-- Goal --
Count up the lines in the following listing that hold the word "text", then give only that count.

-.-.-

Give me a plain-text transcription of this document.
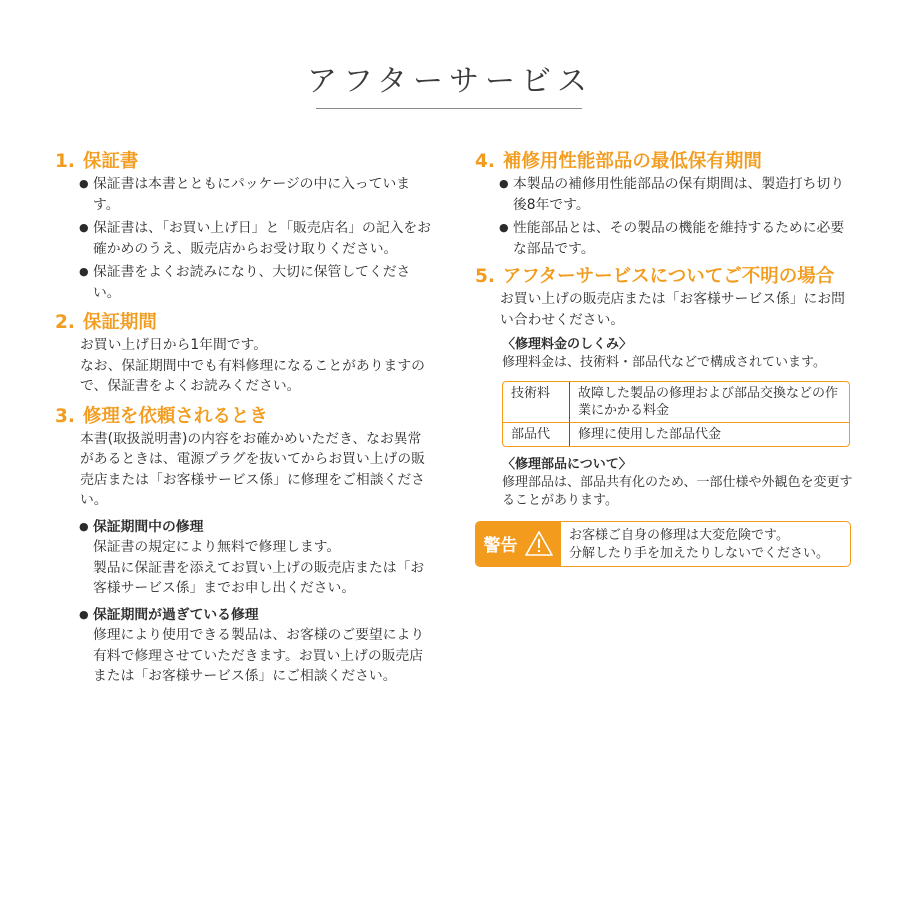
アフターサービス
1. 保証書
● 保証書は本書とともにパッケージの中に入っています。
● 保証書は、「お買い上げ日」と「販売店名」の記入をお確かめのうえ、販売店からお受け取りください。
● 保証書をよくお読みになり、大切に保管してください。
2. 保証期間
お買い上げ日から1年間です。
なお、保証期間中でも有料修理になることがありますので、保証書をよくお読みください。
3. 修理を依頼されるとき
本書(取扱説明書)の内容をお確かめいただき、なお異常があるときは、電源プラグを抜いてからお買い上げの販売店または「お客様サービス係」に修理をご相談ください。
● 保証期間中の修理
保証書の規定により無料で修理します。
製品に保証書を添えてお買い上げの販売店または「お客様サービス係」までお申し出ください。
● 保証期間が過ぎている修理
修理により使用できる製品は、お客様のご要望により有料で修理させていただきます。お買い上げの販売店または「お客様サービス係」にご相談ください。
4. 補修用性能部品の最低保有期間
● 本製品の補修用性能部品の保有期間は、製造打ち切り後8年です。
● 性能部品とは、その製品の機能を維持するために必要な部品です。
5. アフターサービスについてご不明の場合
お買い上げの販売店または「お客様サービス係」にお問い合わせください。
〈修理料金のしくみ〉
修理料金は、技術料・部品代などで構成されています。
技術料	故障した製品の修理および部品交換などの作業にかかる料金
部品代	修理に使用した部品代金
〈修理部品について〉
修理部品は、部品共有化のため、一部仕様や外観色を変更することがあります。
警告
お客様ご自身の修理は大変危険です。
分解したり手を加えたりしないでください。
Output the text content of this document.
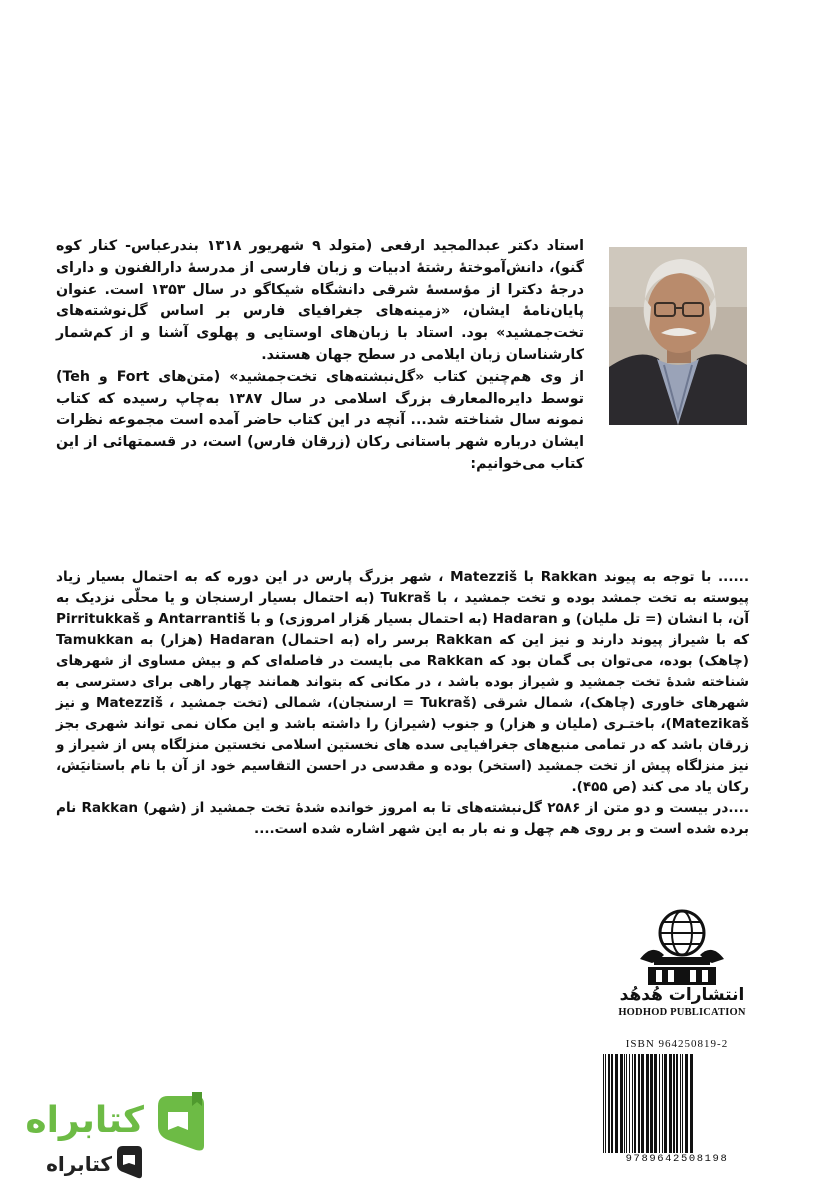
استاد دکتر عبدالمجید ارفعی (متولد ۹ شهریور ۱۳۱۸ بندرعباس- کنار کوه گنو)، دانش‌آموختهٔ رشتهٔ ادبیات و زبان فارسی از مدرسهٔ دارالفنون و دارای درجهٔ دکترا از مؤسسهٔ شرقی دانشگاه شیکاگو در سال ۱۳۵۳ است. عنوان پایان‌نامهٔ ایشان، «زمینه‌های جغرافیای فارس بر اساس گل‌نوشته‌های تخت‌جمشید» بود. استاد با زبان‌های اوستایی و پهلوی آشنا و از کم‌شمار کارشناسان زبان ایلامی در سطح جهان هستند.

از وی هم‌چنین کتاب «گل‌نبشته‌های تخت‌جمشید» (متن‌های Fort و Teh) توسط دایره‌المعارف بزرگ اسلامی در سال ۱۳۸۷ به‌چاپ رسیده که کتاب نمونه سال شناخته شد... آنچه در این کتاب حاضر آمده است مجموعه نظرات ایشان درباره شهر باستانی رکان (زرقان فارس) است، در قسمتهائی از این کتاب می‌خوانیم:

...... با توجه به پیوند Rakkan با Matezziš ، شهر بزرگ پارس در این دوره که به احتمال بسیار زیاد پیوسته به تخت جمشد بوده و تخت جمشید ، با Tukraš (به احتمال بسیار ارسنجان و یا محلّی نزدیک به آن، با انشان (= تل ملیان) و Hadaran (به احتمال بسیار هَزار امروزی) و با Antarrantiš و Pirritukkaš که با شیراز پیوند دارند و نیز این که Rakkan برسر راه (به احتمال) Hadaran (هزار) به Tamukkan (چاهک) بوده، می‌توان بی گمان بود که Rakkan می بایست در فاصله‌ای کم و بیش مساوی از شهرهای شناخته شدهٔ تخت جمشید و شیراز بوده باشد ، در مکانی که بتواند همانند چهار راهی برای دسترسی به شهرهای خاوری (چاهک)، شمال شرقی (Tukraš = ارسنجان)، شمالی (تخت جمشید ، Matezziš و نیز Matezikaš)، باختـری (ملیان و هزار) و جنوب (شیراز) را داشته باشد و این مکان نمی تواند شهری بجز زرقان باشد که در تمامی منبع‌های جغرافیایی سده های نخستین اسلامی نخستین منزلگاه پس از شیراز و نیز منزلگاه پیش از تخت جمشید (استخر) بوده و مقدسی در احسن التقاسیم خود از آن با نام باستانیَش، رکان یاد می کند (ص ۴۵۵).

....در بیست و دو متن از ۲۵۸۶ گل‌نبشته‌های تا به امروز خوانده شدهٔ تخت جمشید از (شهر) Rakkan نام برده شده است و بر روی هم چهل و نه بار به این شهر اشاره شده است....

انتشارات هُدهُد
HODHOD PUBLICATION
ISBN 964250819-2
9789642508198
کتابراه
کتابراه
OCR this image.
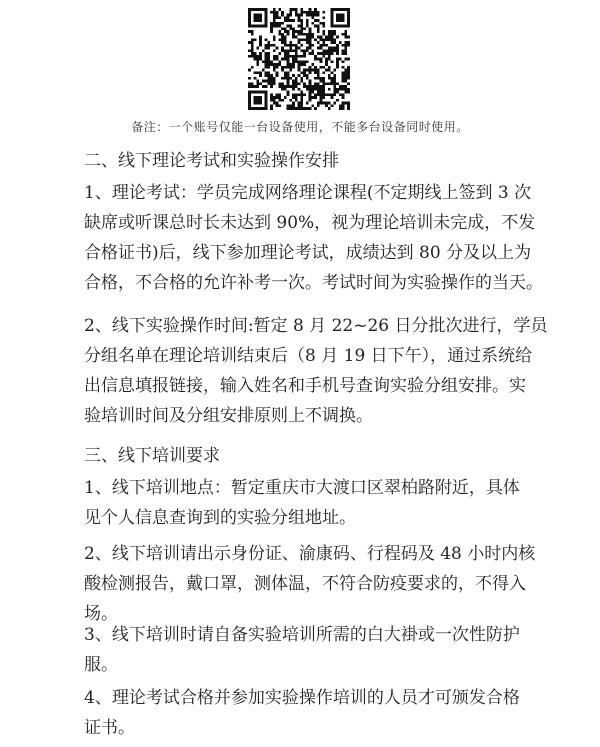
备注：一个账号仅能一台设备使用，不能多台设备同时使用。
二、线下理论考试和实验操作安排
1、理论考试：学员完成网络理论课程(不定期线上签到 3 次
缺席或听课总时长未达到 90%，视为理论培训未完成，不发
合格证书)后，线下参加理论考试，成绩达到 80 分及以上为
合格，不合格的允许补考一次。考试时间为实验操作的当天。
2、线下实验操作时间:暂定 8 月 22~26 日分批次进行，学员
分组名单在理论培训结束后（8 月 19 日下午），通过系统给
出信息填报链接，输入姓名和手机号查询实验分组安排。实
验培训时间及分组安排原则上不调换。
三、线下培训要求
1、线下培训地点：暂定重庆市大渡口区翠柏路附近，具体
见个人信息查询到的实验分组地址。
2、线下培训请出示身份证、渝康码、行程码及 48 小时内核
酸检测报告，戴口罩，测体温，不符合防疫要求的，不得入
场。
3、线下培训时请自备实验培训所需的白大褂或一次性防护
服。
4、理论考试合格并参加实验操作培训的人员才可颁发合格
证书。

-.-.-

-- Expected output --
2